------ TASK INPUTS
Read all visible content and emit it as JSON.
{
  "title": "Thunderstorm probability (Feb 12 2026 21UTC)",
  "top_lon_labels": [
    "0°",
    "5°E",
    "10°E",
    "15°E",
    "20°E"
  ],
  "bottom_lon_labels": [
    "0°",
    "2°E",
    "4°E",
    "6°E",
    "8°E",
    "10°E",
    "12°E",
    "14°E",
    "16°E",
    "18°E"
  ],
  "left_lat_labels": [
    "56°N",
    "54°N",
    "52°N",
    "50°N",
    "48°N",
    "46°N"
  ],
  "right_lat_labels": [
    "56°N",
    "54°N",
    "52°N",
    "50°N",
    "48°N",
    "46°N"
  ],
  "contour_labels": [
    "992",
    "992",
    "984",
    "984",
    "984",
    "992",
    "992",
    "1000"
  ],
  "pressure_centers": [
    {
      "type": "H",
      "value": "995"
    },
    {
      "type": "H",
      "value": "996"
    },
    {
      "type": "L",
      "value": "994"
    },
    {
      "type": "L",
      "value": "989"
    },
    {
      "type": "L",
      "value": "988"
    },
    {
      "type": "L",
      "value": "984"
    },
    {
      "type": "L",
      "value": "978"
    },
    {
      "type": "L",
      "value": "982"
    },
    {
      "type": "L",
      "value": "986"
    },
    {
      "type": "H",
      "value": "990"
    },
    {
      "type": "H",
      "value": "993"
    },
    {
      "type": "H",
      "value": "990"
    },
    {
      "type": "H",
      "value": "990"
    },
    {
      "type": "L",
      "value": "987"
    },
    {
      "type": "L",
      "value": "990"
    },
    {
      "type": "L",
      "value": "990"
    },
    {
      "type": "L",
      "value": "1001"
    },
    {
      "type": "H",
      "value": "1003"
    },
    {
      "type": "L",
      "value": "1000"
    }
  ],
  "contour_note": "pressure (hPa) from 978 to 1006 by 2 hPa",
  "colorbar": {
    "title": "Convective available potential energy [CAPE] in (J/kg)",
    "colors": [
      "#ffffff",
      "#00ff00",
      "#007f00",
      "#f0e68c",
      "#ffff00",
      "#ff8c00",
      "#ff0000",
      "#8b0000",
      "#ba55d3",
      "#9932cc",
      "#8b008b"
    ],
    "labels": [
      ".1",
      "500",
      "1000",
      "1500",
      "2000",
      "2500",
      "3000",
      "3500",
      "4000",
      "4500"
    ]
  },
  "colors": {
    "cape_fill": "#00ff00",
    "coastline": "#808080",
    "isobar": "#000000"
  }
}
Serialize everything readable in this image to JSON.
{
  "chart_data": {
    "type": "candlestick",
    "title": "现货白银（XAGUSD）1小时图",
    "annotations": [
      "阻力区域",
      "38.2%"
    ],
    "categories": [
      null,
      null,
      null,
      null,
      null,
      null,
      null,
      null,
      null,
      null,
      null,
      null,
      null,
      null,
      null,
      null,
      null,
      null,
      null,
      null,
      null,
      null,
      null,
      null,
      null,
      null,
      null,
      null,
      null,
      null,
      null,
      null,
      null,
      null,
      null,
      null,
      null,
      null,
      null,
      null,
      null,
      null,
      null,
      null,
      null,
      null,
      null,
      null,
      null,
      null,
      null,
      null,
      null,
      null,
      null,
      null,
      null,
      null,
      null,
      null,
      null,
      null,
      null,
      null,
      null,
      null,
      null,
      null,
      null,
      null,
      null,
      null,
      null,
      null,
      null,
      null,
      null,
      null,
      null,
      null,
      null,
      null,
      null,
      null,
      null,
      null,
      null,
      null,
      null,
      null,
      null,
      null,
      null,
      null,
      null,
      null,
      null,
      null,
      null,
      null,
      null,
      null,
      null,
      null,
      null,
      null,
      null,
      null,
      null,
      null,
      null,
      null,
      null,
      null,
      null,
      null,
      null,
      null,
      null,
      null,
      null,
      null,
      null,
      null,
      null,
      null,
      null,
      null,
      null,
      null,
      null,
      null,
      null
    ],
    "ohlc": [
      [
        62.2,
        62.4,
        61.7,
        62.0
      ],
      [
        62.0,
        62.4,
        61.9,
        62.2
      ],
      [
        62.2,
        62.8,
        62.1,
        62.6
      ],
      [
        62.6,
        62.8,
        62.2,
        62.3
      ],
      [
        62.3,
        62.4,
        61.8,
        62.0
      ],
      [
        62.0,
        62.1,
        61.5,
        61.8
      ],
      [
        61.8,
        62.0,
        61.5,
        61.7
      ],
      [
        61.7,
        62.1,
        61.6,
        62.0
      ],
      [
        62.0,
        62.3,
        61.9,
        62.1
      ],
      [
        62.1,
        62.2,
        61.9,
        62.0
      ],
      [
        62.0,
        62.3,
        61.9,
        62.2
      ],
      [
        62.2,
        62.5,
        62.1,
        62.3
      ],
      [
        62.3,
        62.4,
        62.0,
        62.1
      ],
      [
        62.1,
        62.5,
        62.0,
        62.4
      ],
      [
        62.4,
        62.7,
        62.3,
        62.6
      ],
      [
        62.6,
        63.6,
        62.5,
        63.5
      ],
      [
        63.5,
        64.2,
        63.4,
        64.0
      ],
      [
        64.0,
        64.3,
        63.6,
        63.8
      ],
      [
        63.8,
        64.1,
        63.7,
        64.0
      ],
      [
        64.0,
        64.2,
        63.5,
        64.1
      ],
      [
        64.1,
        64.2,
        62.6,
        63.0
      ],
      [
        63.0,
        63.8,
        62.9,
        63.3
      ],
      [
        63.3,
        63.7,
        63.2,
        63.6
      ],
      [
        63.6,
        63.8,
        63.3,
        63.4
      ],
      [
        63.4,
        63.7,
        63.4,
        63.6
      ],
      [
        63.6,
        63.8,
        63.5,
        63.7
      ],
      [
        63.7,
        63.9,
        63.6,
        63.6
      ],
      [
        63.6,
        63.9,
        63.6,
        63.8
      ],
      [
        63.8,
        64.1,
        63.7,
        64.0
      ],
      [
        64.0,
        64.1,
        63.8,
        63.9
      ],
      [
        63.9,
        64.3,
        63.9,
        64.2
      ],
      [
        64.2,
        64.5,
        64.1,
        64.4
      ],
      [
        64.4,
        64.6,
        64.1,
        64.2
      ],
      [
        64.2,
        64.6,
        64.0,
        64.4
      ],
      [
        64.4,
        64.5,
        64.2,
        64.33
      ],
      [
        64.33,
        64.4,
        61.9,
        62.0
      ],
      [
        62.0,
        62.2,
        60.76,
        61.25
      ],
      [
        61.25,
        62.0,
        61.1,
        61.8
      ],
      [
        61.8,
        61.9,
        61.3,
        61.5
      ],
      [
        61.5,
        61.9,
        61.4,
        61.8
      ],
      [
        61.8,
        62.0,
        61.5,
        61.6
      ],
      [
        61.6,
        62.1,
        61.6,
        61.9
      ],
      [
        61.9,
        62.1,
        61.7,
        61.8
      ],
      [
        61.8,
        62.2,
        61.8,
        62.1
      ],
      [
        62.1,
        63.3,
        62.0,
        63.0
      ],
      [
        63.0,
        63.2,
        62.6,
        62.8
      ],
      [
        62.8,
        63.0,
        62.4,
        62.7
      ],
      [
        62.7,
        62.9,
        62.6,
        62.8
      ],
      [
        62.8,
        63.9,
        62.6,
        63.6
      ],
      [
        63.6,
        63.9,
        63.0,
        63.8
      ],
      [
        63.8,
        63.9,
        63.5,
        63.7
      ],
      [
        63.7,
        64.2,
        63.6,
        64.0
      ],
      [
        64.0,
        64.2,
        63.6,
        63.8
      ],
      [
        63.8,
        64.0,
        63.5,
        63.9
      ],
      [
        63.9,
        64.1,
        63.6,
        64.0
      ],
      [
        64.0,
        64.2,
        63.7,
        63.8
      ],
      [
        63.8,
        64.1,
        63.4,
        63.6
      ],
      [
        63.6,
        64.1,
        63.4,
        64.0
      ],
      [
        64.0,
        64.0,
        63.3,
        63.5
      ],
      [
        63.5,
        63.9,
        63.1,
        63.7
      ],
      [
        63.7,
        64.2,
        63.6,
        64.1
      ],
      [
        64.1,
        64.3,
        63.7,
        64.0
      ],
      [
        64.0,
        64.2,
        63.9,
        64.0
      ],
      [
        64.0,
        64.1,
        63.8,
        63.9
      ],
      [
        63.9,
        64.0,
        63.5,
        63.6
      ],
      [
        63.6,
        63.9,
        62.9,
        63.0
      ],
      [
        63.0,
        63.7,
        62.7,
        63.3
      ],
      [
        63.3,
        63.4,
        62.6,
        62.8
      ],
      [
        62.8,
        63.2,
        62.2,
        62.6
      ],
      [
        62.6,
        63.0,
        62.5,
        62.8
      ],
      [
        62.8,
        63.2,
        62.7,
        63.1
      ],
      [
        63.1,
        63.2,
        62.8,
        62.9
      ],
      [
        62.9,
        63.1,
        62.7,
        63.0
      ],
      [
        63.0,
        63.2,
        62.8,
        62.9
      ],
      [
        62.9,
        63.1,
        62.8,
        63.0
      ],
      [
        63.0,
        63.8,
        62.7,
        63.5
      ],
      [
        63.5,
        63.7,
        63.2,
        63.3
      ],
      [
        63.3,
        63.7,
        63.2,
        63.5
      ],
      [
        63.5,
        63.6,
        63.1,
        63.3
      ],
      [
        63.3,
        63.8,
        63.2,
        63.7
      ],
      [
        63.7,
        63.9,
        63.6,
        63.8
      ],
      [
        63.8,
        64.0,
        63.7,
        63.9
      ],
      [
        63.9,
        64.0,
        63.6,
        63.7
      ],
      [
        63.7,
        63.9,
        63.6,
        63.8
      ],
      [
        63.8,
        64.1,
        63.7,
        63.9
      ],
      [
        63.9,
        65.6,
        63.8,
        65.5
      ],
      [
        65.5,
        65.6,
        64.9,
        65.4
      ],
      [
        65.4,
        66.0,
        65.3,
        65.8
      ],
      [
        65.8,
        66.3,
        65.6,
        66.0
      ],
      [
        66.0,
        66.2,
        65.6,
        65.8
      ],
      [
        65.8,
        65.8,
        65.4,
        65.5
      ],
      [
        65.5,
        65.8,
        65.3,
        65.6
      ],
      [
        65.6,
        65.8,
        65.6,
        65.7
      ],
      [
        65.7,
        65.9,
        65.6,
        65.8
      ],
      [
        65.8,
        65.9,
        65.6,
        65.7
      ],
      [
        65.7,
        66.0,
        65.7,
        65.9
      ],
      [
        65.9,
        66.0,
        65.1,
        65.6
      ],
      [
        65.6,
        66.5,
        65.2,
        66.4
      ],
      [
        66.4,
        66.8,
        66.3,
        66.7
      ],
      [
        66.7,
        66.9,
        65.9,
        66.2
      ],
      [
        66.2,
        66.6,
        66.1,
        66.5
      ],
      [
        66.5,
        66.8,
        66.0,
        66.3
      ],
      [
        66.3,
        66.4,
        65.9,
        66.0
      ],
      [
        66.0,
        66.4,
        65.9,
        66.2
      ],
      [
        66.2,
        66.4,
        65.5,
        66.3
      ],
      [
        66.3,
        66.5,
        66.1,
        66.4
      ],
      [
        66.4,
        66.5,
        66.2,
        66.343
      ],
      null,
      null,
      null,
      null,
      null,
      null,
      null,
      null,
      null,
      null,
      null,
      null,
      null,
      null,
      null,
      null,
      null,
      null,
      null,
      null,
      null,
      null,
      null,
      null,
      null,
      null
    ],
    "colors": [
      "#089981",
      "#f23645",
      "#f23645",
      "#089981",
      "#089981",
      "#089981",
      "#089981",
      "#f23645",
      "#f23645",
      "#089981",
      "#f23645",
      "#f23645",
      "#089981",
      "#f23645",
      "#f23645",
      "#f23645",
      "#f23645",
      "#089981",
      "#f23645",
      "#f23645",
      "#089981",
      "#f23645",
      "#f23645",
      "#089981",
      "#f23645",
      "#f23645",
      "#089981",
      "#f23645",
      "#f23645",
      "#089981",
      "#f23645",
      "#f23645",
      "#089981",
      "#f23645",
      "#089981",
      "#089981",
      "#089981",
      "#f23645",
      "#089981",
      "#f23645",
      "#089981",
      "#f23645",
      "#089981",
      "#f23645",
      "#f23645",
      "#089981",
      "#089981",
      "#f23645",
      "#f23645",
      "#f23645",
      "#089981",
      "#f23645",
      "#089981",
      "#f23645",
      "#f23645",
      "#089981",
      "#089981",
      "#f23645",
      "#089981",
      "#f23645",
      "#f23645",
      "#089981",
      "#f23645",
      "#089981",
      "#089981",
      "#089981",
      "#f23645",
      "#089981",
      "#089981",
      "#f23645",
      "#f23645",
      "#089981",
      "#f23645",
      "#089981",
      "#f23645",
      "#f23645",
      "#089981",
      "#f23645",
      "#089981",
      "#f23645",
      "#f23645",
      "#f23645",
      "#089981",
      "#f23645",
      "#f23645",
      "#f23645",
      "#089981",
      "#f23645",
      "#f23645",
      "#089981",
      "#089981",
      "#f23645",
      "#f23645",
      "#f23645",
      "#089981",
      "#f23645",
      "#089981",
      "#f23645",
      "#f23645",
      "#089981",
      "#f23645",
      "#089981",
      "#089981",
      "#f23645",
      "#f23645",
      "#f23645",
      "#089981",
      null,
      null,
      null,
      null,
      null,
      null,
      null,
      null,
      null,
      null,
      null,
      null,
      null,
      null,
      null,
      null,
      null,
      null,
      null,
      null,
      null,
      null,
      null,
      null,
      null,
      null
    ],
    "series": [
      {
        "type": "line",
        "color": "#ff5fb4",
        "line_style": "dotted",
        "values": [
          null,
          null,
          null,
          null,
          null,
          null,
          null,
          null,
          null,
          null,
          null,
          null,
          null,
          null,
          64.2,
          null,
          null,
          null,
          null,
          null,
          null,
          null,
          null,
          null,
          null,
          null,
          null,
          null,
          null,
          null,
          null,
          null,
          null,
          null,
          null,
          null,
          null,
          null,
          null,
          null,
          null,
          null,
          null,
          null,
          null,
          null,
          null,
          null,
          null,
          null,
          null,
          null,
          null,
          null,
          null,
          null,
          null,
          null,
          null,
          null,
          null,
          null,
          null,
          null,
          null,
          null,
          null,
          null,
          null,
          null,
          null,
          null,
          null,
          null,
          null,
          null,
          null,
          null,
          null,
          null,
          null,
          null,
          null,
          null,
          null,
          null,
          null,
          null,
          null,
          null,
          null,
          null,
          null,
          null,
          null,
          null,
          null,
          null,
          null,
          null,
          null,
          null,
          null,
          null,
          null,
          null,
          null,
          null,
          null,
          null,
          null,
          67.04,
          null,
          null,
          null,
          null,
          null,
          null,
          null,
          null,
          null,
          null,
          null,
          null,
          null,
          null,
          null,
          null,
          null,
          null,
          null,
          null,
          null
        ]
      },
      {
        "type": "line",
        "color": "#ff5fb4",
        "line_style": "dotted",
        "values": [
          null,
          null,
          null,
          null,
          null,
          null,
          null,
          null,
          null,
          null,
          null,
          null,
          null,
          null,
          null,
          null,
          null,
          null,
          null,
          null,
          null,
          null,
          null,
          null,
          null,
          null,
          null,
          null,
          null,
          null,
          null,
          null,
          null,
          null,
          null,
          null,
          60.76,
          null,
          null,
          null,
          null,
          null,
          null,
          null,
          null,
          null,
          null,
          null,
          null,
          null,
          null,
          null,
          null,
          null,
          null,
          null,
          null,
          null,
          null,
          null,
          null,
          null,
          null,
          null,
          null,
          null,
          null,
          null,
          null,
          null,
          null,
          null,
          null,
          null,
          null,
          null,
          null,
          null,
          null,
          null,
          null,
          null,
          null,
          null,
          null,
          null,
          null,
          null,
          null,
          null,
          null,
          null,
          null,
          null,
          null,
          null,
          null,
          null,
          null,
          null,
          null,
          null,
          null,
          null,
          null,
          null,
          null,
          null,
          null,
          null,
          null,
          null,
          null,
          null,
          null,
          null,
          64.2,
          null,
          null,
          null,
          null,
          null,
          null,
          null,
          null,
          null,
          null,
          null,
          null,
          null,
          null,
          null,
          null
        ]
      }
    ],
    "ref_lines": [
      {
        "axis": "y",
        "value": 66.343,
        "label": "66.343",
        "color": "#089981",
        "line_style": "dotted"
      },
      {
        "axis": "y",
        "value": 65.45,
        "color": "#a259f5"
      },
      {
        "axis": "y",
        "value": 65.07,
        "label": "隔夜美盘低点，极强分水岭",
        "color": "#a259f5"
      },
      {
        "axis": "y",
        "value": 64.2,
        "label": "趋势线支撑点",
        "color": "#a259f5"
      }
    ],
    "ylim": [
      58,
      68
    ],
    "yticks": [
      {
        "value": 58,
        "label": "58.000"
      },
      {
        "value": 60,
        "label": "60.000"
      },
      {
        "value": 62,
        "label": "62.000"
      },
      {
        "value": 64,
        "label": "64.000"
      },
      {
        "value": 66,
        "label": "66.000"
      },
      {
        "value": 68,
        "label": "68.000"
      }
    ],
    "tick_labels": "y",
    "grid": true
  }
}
------------
● WORK REQUIRED
Pull every line containing "title" from the material above.

● SOLUTION FOR THIS PROBLEM
  "title": "Thunderstorm probability (Feb 12 2026 21UTC)",
    "title": "Convective available potential energy [CAPE] in (J/kg)",
    "title": "现货白银（XAGUSD）1小时图",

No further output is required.